## Короткое задание 1
Пожалуйста, перепишите без изменений строки записей, начиная со строки с «legend-label: 成約件数（月次）: [322, 114, 498, 139]» и заканчивая строкой с «legend-item-1: 成約件数（12ヶ月移動平均）: [256, 152, 614, 177]», обе включительно.

## Текст страницы
● ● ● ●
2. Глеб Самойлов: декаданс в условиях постмодернизма

В рамках данной главы мы попытаемся рассмотреть словесное творчество современного рок--музыканта Глеба Самойлова сквозь призму классического зарубежного романтизма и декаданса. Мы осознаём, что речь о тексте песни вряд ли может идти как о полноценном поэтическом произведении: музыкальное сопровождение в этом случае, конечно, необходимо и без него не может быть полноценного постижения и верной трактовки слова. Но, несмотря на это, нам кажется, что поэзия Глеба Самойлова является удачным примером, который позволит нам говорить о популярности идей декаданса в современном искусстве. Упоминанием декаданса и романтизма мы не ограничимся, а найдём так же точки соприкосновения с творчеством Сергея Есенина, Леонида Андреева, француза Мишеля Уэльбека, вспомним Данте -- все они в нашем исследовании будут объединены общими симптомами экзистенциального декаданса, который сольёт их голоса в единую проповедь созидающего пессимизма сильных.

Глеб Рудольфович Самойлов в течение 22 лет был одним из участников легендарной рок-группы «Агата Кристи» (1988-2010 гг.). Не будет преувеличением, если мы скажем, что совершенно особенный дух группы (мрачно--иронического, но завораживающего и по-своему обаятельного декаданса) питался и был жив творческой энергией Глеба Самойлова. Подавляющее большинство текстов создано им, музыка к песням так же нередко писалась им отдельно, либо совместно с Александром Козловым (клавиши) или с братом Вадимом Самойловым. Кроме этого, Глеб Самойлов находил время и силы заниматься сольным творчеством, а так же писать стихи. Поэтому вряд ли стоило ожидать от Глеба Самойлова тишины после распада «Агаты Кристи». Уже в 2010 г. Глеб Самойлов и его новая группа The Matrixx выпустили дебютный альбом «Прекрасное жестоко», исполненный в стиле «неопостготики» [31]. Глеб Самойлов не ожидает однозначного отношения к своему творчеству: «его можно воспринимать как в шутку, так и всерьёз» [31], так как строится оно по особым правилам эстетической и этической амбивалентности, требующей подвижного сознания себе в соучастники.
● ● ● ●
## Короткое задание 2
Определите, согласуются ли с текстом о Глебе Самойлове утверждения ниже. На каждое ответьте «да» или «нет» и дословно приведите решающие слова текста.
(а) Глеб Самойлов участвовал в группе «Агата Кристи» 22 года.
(б) Дебютный альбом группы The Matrixx вышел в 2012 году.
(в) Авторы считают, что для понимания текста песни музыкальное сопровождение не нужно.

Записи с рамками элементов изображения
● ● ● ●
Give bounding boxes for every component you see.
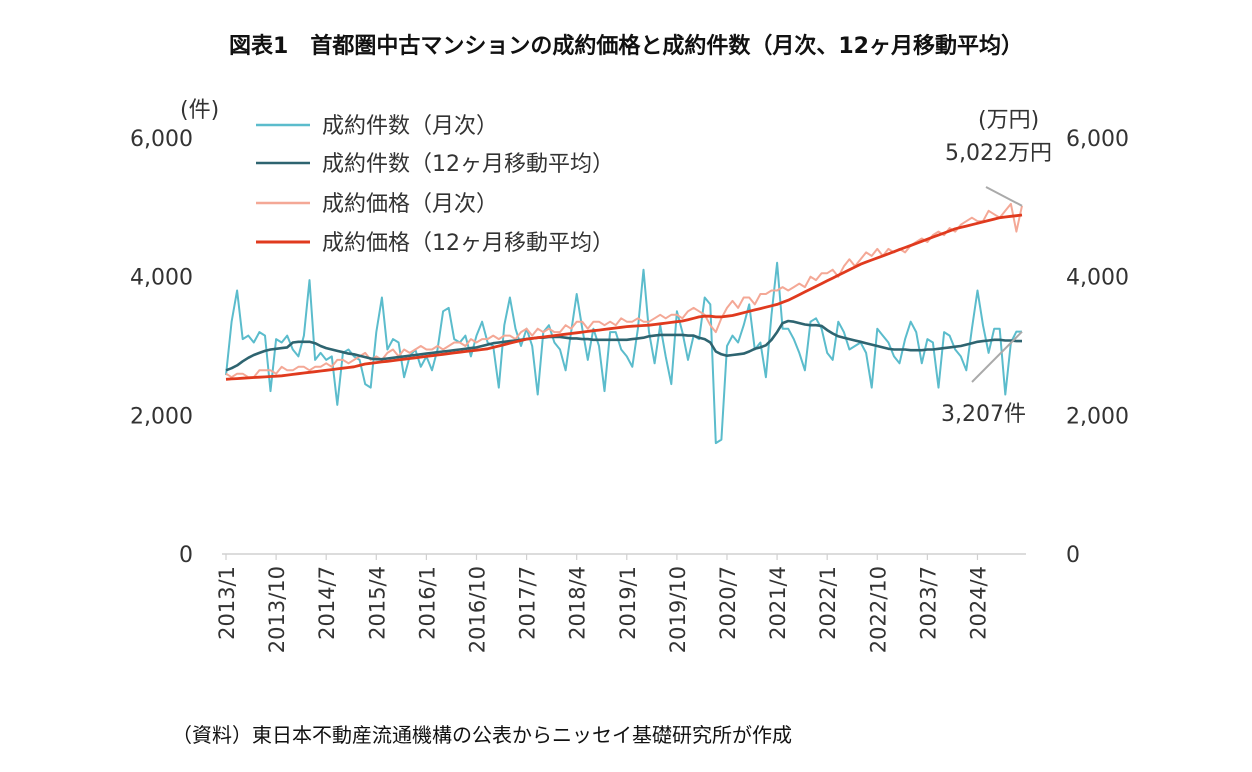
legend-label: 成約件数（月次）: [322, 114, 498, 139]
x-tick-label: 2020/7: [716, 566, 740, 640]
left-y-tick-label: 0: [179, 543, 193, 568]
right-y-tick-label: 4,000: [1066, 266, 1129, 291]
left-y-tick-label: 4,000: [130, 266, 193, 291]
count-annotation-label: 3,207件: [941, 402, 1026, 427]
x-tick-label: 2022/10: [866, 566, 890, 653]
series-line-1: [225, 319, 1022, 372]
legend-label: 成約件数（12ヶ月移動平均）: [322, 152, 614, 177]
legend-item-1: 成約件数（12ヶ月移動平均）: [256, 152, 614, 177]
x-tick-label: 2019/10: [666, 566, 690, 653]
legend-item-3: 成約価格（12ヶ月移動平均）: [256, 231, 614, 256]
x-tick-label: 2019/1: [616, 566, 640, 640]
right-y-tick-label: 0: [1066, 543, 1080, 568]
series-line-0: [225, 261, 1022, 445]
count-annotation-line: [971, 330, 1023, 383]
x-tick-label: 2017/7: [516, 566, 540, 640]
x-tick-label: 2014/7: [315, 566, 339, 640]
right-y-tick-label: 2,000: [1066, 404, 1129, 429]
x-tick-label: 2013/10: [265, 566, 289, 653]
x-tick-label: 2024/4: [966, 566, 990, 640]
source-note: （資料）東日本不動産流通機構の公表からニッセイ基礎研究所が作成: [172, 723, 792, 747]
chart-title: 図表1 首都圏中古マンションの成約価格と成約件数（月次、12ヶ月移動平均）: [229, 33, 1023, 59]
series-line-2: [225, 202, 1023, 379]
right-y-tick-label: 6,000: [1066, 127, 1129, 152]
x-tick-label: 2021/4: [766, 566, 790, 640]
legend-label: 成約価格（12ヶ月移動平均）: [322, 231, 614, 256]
● ● ● ●
## Верный ответ 1
legend-label: 成約件数（月次）: [322, 114, 498, 139]
x-tick-label: 2020/7: [716, 566, 740, 640]
left-y-tick-label: 0: [179, 543, 193, 568]
right-y-tick-label: 4,000: [1066, 266, 1129, 291]
left-y-tick-label: 4,000: [130, 266, 193, 291]
count-annotation-label: 3,207件: [941, 402, 1026, 427]
x-tick-label: 2022/10: [866, 566, 890, 653]
series-line-1: [225, 319, 1022, 372]
legend-label: 成約件数（12ヶ月移動平均）: [322, 152, 614, 177]
legend-item-1: 成約件数（12ヶ月移動平均）: [256, 152, 614, 177]

## Верный ответ 2
(а) Да: «Глеб Рудольфович Самойлов в течение 22 лет был одним из участников легендарной рок-группы «Агата Кристи» (1988-2010 гг.)».
(б) Нет: «Уже в 2010 г. Глеб Самойлов и его новая группа The Matrixx выпустили дебютный альбом «Прекрасное жестоко»».
(в) Нет: «музыкальное сопровождение в этом случае, конечно, необходимо и без него не может быть полноценного постижения и верной трактовки слова».